Extract every line where the string "country" appears.

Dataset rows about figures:

>>

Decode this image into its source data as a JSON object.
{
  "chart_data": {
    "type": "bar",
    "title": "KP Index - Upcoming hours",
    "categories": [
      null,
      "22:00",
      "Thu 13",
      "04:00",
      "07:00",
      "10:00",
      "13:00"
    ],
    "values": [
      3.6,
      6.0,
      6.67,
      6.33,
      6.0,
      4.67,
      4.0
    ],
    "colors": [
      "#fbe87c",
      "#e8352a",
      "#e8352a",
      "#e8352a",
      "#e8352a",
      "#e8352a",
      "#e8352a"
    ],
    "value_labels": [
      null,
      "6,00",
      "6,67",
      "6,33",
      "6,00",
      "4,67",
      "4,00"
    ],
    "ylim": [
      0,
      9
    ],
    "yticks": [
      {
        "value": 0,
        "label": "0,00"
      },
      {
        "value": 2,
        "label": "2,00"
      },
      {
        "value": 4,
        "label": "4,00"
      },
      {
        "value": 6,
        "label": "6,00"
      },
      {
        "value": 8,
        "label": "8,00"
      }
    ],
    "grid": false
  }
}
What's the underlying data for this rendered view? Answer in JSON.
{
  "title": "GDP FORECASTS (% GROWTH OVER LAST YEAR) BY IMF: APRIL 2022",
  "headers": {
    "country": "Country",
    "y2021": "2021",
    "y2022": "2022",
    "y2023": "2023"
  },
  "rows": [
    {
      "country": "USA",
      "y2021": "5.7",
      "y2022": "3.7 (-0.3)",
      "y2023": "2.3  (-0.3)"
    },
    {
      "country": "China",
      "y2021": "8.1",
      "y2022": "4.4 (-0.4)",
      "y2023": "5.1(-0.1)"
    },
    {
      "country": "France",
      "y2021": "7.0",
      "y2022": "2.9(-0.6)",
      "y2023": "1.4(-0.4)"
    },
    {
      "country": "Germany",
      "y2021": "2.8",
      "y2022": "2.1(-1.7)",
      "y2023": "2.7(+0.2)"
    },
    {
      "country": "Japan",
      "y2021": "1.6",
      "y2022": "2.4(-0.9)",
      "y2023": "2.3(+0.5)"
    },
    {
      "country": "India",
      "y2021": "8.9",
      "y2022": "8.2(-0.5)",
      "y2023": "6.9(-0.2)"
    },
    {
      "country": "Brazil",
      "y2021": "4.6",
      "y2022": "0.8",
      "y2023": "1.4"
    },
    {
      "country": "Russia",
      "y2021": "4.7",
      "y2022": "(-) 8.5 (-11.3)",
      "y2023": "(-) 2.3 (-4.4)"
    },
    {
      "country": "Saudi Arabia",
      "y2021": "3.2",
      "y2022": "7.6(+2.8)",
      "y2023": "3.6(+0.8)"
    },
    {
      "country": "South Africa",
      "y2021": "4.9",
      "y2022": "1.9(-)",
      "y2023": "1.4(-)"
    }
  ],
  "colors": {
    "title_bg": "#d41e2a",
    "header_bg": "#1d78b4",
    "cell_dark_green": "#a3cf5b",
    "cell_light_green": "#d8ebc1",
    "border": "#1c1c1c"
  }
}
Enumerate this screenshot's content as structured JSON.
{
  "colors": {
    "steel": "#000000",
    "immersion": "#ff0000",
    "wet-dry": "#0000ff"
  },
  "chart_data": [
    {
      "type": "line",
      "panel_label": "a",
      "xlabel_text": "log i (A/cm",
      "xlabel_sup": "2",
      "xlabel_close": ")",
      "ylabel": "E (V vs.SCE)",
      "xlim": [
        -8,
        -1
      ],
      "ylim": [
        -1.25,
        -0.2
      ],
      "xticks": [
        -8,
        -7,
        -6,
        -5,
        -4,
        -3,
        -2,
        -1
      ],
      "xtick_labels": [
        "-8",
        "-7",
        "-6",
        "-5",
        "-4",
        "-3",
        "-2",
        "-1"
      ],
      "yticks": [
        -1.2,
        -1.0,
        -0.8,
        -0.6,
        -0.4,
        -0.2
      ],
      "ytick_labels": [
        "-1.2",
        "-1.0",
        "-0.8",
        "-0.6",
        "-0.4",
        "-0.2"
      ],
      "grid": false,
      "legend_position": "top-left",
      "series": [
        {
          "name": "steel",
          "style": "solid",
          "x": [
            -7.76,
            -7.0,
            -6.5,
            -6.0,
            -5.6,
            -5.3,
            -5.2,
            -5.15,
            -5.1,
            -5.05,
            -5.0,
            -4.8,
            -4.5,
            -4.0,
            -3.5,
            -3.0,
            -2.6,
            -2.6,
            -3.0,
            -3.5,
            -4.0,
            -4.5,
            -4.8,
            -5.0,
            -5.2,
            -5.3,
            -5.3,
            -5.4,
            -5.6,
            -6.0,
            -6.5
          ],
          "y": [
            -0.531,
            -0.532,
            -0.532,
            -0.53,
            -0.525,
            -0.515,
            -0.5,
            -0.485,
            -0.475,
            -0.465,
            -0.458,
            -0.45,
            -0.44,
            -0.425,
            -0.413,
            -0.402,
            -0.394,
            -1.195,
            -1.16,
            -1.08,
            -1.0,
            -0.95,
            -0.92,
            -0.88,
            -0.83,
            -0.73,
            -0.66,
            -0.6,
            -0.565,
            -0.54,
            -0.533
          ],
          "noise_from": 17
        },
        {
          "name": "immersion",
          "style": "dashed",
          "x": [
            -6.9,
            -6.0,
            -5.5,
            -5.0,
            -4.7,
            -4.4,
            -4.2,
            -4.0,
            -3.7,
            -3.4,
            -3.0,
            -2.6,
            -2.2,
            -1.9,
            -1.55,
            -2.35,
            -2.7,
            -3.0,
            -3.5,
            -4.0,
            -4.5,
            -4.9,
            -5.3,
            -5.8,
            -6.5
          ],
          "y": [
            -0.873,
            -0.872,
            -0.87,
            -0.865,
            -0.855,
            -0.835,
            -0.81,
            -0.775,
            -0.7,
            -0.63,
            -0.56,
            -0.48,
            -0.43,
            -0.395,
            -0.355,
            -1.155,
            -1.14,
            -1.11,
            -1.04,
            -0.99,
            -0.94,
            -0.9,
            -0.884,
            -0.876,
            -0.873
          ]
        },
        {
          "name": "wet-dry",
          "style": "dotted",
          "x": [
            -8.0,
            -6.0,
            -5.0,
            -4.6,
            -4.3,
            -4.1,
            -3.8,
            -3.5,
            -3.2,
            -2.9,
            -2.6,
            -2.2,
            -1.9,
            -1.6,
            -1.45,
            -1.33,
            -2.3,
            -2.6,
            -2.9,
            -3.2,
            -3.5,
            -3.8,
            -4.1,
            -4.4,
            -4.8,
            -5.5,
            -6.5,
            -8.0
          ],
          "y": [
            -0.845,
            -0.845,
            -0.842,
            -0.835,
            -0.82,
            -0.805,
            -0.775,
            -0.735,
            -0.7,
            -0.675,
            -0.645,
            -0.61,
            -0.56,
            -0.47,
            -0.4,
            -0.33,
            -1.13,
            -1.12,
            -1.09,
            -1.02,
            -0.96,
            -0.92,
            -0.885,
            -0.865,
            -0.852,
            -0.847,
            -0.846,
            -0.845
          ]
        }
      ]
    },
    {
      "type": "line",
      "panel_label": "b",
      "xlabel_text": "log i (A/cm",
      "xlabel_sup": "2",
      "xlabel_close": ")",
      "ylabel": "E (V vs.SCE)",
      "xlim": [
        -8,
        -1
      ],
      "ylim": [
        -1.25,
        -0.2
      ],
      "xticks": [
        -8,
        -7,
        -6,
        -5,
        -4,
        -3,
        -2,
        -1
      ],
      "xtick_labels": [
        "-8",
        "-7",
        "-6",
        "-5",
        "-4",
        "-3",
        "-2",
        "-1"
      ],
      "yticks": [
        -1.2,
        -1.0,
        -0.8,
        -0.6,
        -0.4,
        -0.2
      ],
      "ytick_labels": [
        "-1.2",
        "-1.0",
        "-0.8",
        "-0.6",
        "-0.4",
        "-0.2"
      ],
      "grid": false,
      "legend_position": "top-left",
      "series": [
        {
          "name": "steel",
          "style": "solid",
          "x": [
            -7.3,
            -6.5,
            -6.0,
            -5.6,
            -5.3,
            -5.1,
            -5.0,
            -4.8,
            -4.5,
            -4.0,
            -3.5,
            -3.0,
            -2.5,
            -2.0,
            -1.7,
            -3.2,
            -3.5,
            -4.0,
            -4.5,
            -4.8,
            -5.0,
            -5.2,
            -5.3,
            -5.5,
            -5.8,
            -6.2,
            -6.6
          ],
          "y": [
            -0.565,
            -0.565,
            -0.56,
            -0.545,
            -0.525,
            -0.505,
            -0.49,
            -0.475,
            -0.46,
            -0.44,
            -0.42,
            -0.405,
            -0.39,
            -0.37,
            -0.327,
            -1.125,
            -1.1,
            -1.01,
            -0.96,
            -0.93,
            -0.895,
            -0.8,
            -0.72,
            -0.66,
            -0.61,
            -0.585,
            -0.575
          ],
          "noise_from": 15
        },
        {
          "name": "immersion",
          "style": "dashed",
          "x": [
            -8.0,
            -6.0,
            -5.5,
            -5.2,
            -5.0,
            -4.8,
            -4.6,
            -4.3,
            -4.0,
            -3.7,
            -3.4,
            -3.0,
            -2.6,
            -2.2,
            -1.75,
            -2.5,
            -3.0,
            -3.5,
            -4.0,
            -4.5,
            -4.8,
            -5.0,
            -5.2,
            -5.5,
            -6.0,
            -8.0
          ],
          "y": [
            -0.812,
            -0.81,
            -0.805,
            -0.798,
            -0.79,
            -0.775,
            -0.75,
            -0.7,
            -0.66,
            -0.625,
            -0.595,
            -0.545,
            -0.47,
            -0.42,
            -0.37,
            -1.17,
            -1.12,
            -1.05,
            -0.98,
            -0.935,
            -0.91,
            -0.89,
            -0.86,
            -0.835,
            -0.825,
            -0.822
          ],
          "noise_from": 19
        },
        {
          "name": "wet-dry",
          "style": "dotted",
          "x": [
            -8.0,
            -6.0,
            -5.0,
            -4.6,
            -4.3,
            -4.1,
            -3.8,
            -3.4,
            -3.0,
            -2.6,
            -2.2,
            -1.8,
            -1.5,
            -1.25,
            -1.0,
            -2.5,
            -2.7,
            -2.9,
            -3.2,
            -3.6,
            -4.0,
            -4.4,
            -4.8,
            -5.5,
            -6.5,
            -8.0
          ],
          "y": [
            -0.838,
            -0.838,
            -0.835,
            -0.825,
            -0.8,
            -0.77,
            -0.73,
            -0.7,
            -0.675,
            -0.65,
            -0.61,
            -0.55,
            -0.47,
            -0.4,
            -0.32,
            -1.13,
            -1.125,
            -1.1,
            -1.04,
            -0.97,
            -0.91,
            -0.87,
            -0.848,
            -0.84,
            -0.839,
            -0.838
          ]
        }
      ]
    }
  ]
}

<<

--- RESULT OF THE TASK ---
    "country": "Country",
      "country": "USA",
      "country": "China",
      "country": "France",
      "country": "Germany",
      "country": "Japan",
      "country": "India",
      "country": "Brazil",
      "country": "Russia",
      "country": "Saudi Arabia",
      "country": "South Africa",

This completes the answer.